**DESCRIPTION OF THE TASK**
Where a line holds "title", copy it.

**SUPPLIED DATA**
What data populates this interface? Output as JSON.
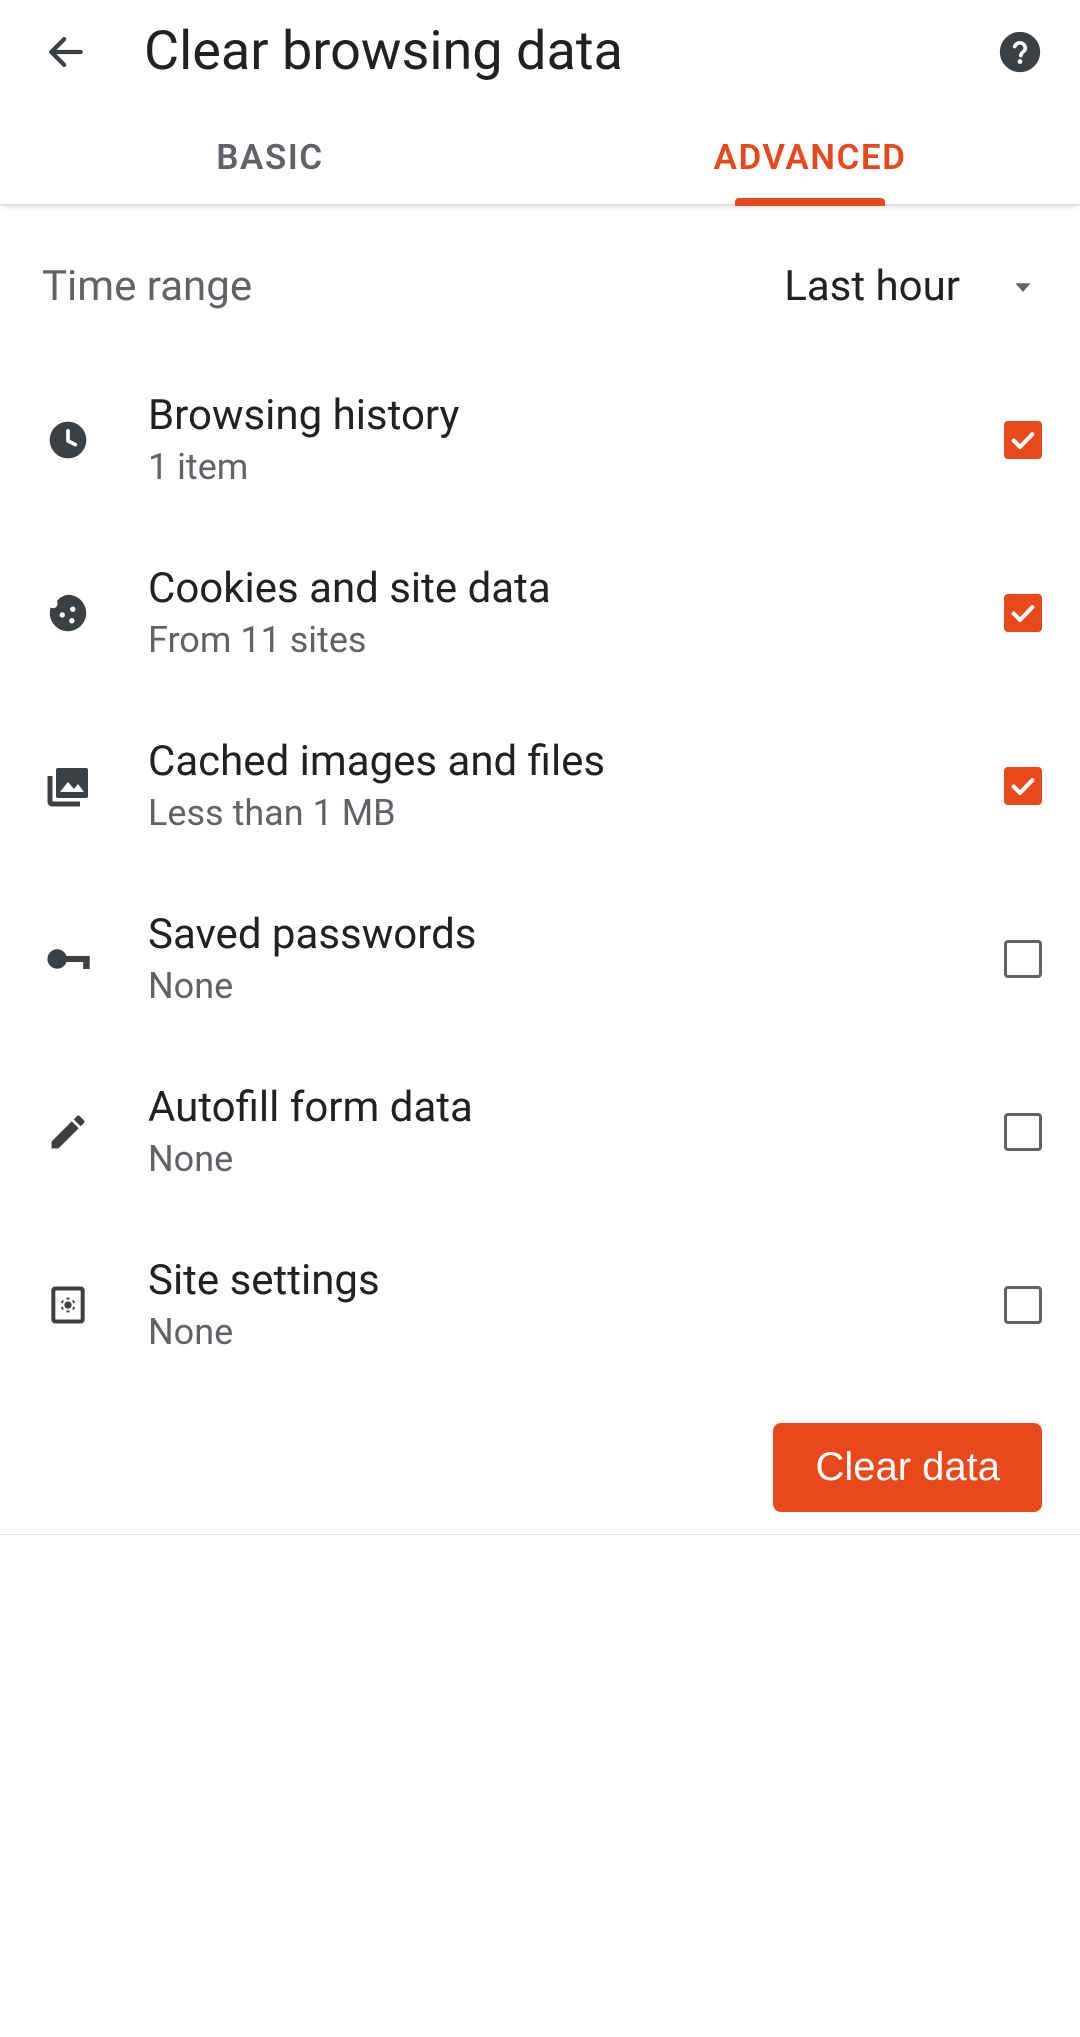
{
  "colors": {
    "accent": "#e8491c"
  },
  "header": {
    "title": "Clear browsing data"
  },
  "tabs": {
    "basic": "BASIC",
    "advanced": "ADVANCED",
    "active": "advanced"
  },
  "time_range": {
    "label": "Time range",
    "value": "Last hour"
  },
  "items": {
    "history": {
      "title": "Browsing history",
      "sub": "1 item",
      "checked": true
    },
    "cookies": {
      "title": "Cookies and site data",
      "sub": "From 11 sites",
      "checked": true
    },
    "cache": {
      "title": "Cached images and files",
      "sub": "Less than 1 MB",
      "checked": true
    },
    "passwords": {
      "title": "Saved passwords",
      "sub": "None",
      "checked": false
    },
    "autofill": {
      "title": "Autofill form data",
      "sub": "None",
      "checked": false
    },
    "site": {
      "title": "Site settings",
      "sub": "None",
      "checked": false
    }
  },
  "footer": {
    "clear": "Clear data"
  }
}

**OUTPUT OF THE EXERCISE**
    "title": "Clear browsing data"
      "title": "Browsing history",
      "title": "Cookies and site data",
      "title": "Cached images and files",
      "title": "Saved passwords",
      "title": "Autofill form data",
      "title": "Site settings",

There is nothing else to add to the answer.